__Exercise brief__: Exactly as written, quote every line that follows, skipping the images.

-.-.-

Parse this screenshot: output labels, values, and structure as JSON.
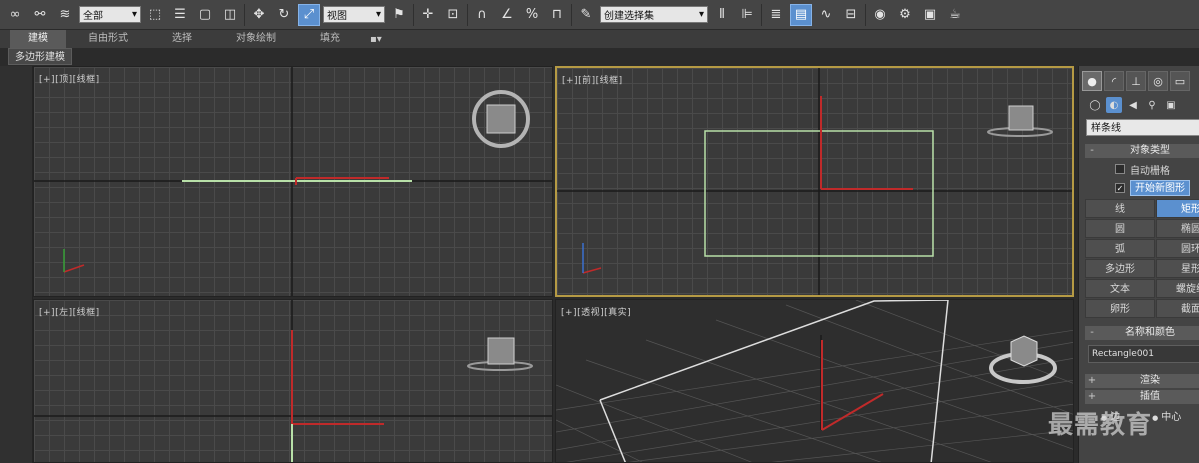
{
  "toolbar": {
    "selection_filter": "全部",
    "coord_system": "视图",
    "named_selection": "创建选择集"
  },
  "ribbon": {
    "tabs": [
      "建模",
      "自由形式",
      "选择",
      "对象绘制",
      "填充"
    ],
    "sub_label": "多边形建模"
  },
  "viewports": {
    "top": "[+][顶][线框]",
    "front": "[+][前][线框]",
    "left": "[+][左][线框]",
    "perspective": "[+][透视][真实]"
  },
  "command_panel": {
    "category": "样条线",
    "object_type_title": "对象类型",
    "autogrid_label": "自动栅格",
    "start_new_shape": "开始新图形",
    "shapes": [
      "线",
      "矩形",
      "圆",
      "椭圆",
      "弧",
      "圆环",
      "多边形",
      "星形",
      "文本",
      "螺旋线",
      "卵形",
      "截面"
    ],
    "name_color_title": "名称和颜色",
    "object_name": "Rectangle001",
    "render_title": "渲染",
    "interpolation_title": "插值",
    "creation_method": [
      "边",
      "中心"
    ]
  },
  "watermark": "最需教育",
  "colors": {
    "accent": "#5b90cf",
    "active_viewport": "#b59a44",
    "axis_red": "#c02a2a",
    "rect_green": "#b8e0a8"
  }
}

-.-.-

__Result__:
Parse this screenshot: output labels, values, and structure as JSON.
{
  "toolbar": {
    "selection_filter": "全部",
    "coord_system": "视图",
    "named_selection": "创建选择集"
  },
  "ribbon": {
    "tabs": [
      "建模",
      "自由形式",
      "选择",
      "对象绘制",
      "填充"
    ],
    "sub_label": "多边形建模"
  },
  "viewports": {
    "top": "[+][顶][线框]",
    "front": "[+][前][线框]",
    "left": "[+][左][线框]",
    "perspective": "[+][透视][真实]"
  },
  "command_panel": {
    "category": "样条线",
    "object_type_title": "对象类型",
    "autogrid_label": "自动栅格",
    "start_new_shape": "开始新图形",
    "shapes": [
      "线",
      "矩形",
      "圆",
      "椭圆",
      "弧",
      "圆环",
      "多边形",
      "星形",
      "文本",
      "螺旋线",
      "卵形",
      "截面"
    ],
    "name_color_title": "名称和颜色",
    "object_name": "Rectangle001",
    "render_title": "渲染",
    "interpolation_title": "插值",
    "creation_method": [
      "边",
      "中心"
    ]
  },
  "watermark": "最需教育",
  "colors": {
    "accent": "#5b90cf",
    "active_viewport": "#b59a44",
    "axis_red": "#c02a2a",
    "rect_green": "#b8e0a8"
  }
}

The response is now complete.